Given exercise: From the SQLAlchemy repository post below, reproduce verbatim everything between "code: Mapped[str] = mapped_column(unique=True)" and "email: Mapped[str] = mapped_column(unique=True)", inclusive.

[BEGIN Quoted text]

Let there be SQLAlchemy models:

class UserType(Base):
    # catalog model
    __tablename__ = "user_types"
    id: Mapped[int] = mapped_column(primary_key=True, autoincrement=True)
    code: Mapped[str] = mapped_column(unique=True)  # f.e. student, teacher, cleaner
    name: Mapped[str]  # f.e. Student, Teacher, Cleaner


class User(Base):
    __tablename__ = "users"
    id: Mapped[int] = mapped_column(primary_key=True, autoincrement=True)
    first_name: Mapped[str]
    last_name: Mapped[str]
    email: Mapped[str] = mapped_column(unique=True)
    type_id: Mapped[int] = mapped_column(ForeignKey("user_types.id", ondelete="cascade"))

Repositories for models:

from sqlalchemy import select


class UsersRepository(ModelRepository):
    model = User


class UserTypesRepository(ModelRepository):
    model = UserType

    # for catalog models I like doing methods like this:

    async def get_STUDENT_type(self):
        return await self.get_by_code("student")

    async def get_TEACHER_type(self):
        return await self.get_by_code("teacher")

    async def get_CLEANER_type(self):
        return await self.get_by_code("cleaner")

    async def get_by_code(self, code):
        stmt = select(self.model).where(self.model.code == code)
        return await self.scalar_or_raise(stmt, "User type not found")

For each endpoint, a service and repositories are created:


# create_user.py

from sqlalchemy import update


class InputSchema(BasicModel):
    first_name: str
    last_name: str
    email: str
    type_id: int


class Repository(BaseRepository):

    async def email_registered(self, email):
        # this method is being used only in this endpoint
        # I don't want to put in UsersRepository
        # sorry I couldn't figure out more realistic example
        stmt = select("1").where(User.email == email)
        return await self._session.scalar(stmt)

    async def some_method_that_modifies_something(self):
        stmt = update(...)
        await self._session.execute(stmt)
        # sorry I couldn't figure out example



class Service:

    def __init__(
        self,
        repository: Repository = Depends(Repository),
        users_repository: UsersRepository = Depends(UsersRepository),
        user_types_repository: UserTypesRepository = Depends(UserTypesRepository),
    ):
        # all repositories share the same SQLAlchemy session
        self.repository = repository
        self.users_repository = users_repository
        self.user_types_repository = user_types_repository

    async def create_user(self, input: InputSchema):
        # first check if email already registered
        # this check is being done first because sql request will be faster then http request further
        # transaction is being opened
        if self.repository.email_registered(input.email):
            raise HTTPException(status_code=400, detail="User already registered")

[END Quoted text]
[BEGIN Raw data]

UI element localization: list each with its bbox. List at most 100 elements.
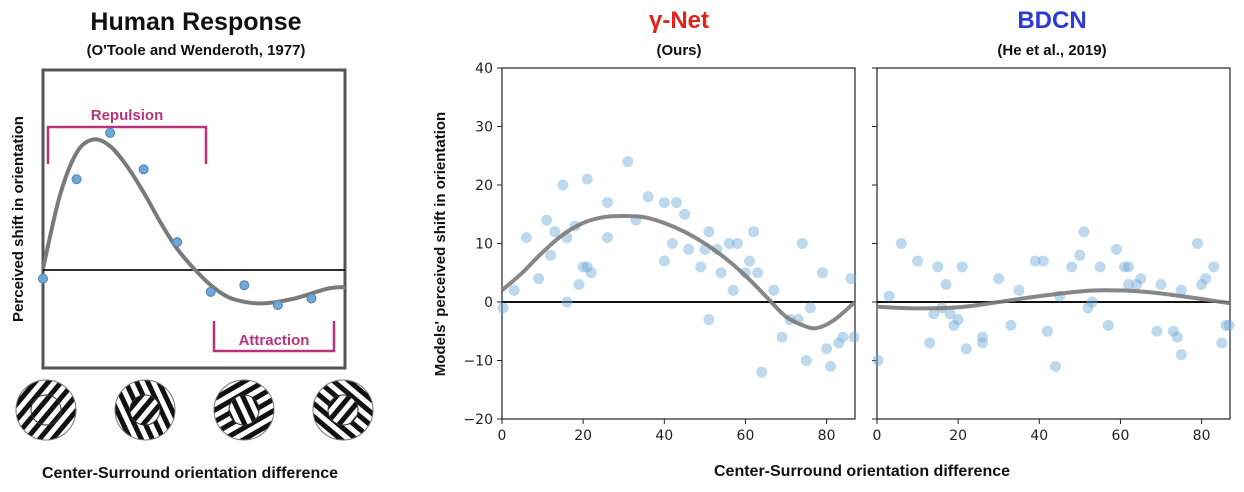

[END Raw data]

Written solution:
code: Mapped[str] = mapped_column(unique=True)  # f.e. student, teacher, cleaner
    name: Mapped[str]  # f.e. Student, Teacher, Cleaner


class User(Base):
    __tablename__ = "users"
    id: Mapped[int] = mapped_column(primary_key=True, autoincrement=True)
    first_name: Mapped[str]
    last_name: Mapped[str]
    email: Mapped[str] = mapped_column(unique=True)